▸ Provided material:
↓↓↓

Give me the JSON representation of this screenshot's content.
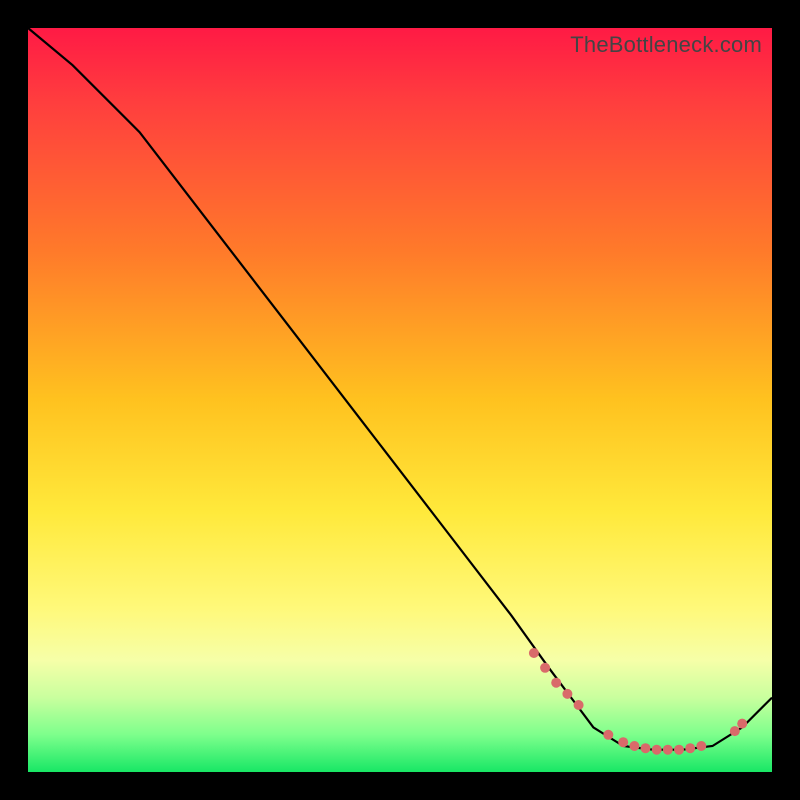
{
  "watermark": "TheBottleneck.com",
  "chart_data": {
    "type": "line",
    "title": "",
    "xlabel": "",
    "ylabel": "",
    "xlim": [
      0,
      100
    ],
    "ylim": [
      0,
      100
    ],
    "grid": false,
    "series": [
      {
        "name": "curve",
        "x": [
          0,
          6,
          15,
          25,
          35,
          45,
          55,
          65,
          70,
          73,
          76,
          80,
          84,
          88,
          92,
          96,
          100
        ],
        "y": [
          100,
          95,
          86,
          73,
          60,
          47,
          34,
          21,
          14,
          10,
          6,
          3.5,
          3,
          3,
          3.5,
          6,
          10
        ]
      }
    ],
    "markers": {
      "name": "highlight-points",
      "x": [
        68,
        69.5,
        71,
        72.5,
        74,
        78,
        80,
        81.5,
        83,
        84.5,
        86,
        87.5,
        89,
        90.5,
        95,
        96
      ],
      "y": [
        16,
        14,
        12,
        10.5,
        9,
        5,
        4,
        3.5,
        3.2,
        3,
        3,
        3,
        3.2,
        3.5,
        5.5,
        6.5
      ],
      "color": "#d96a6a",
      "size": 5
    }
  }
}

↑↑↑

▸ Work to be completed: Repeat all of the data above word for word, minus the pictures.

▸ Exercise output:
Give me the JSON representation of this screenshot's content.
{
  "watermark": "TheBottleneck.com",
  "chart_data": {
    "type": "line",
    "title": "",
    "xlabel": "",
    "ylabel": "",
    "xlim": [
      0,
      100
    ],
    "ylim": [
      0,
      100
    ],
    "grid": false,
    "series": [
      {
        "name": "curve",
        "x": [
          0,
          6,
          15,
          25,
          35,
          45,
          55,
          65,
          70,
          73,
          76,
          80,
          84,
          88,
          92,
          96,
          100
        ],
        "y": [
          100,
          95,
          86,
          73,
          60,
          47,
          34,
          21,
          14,
          10,
          6,
          3.5,
          3,
          3,
          3.5,
          6,
          10
        ]
      }
    ],
    "markers": {
      "name": "highlight-points",
      "x": [
        68,
        69.5,
        71,
        72.5,
        74,
        78,
        80,
        81.5,
        83,
        84.5,
        86,
        87.5,
        89,
        90.5,
        95,
        96
      ],
      "y": [
        16,
        14,
        12,
        10.5,
        9,
        5,
        4,
        3.5,
        3.2,
        3,
        3,
        3,
        3.2,
        3.5,
        5.5,
        6.5
      ],
      "color": "#d96a6a",
      "size": 5
    }
  }
}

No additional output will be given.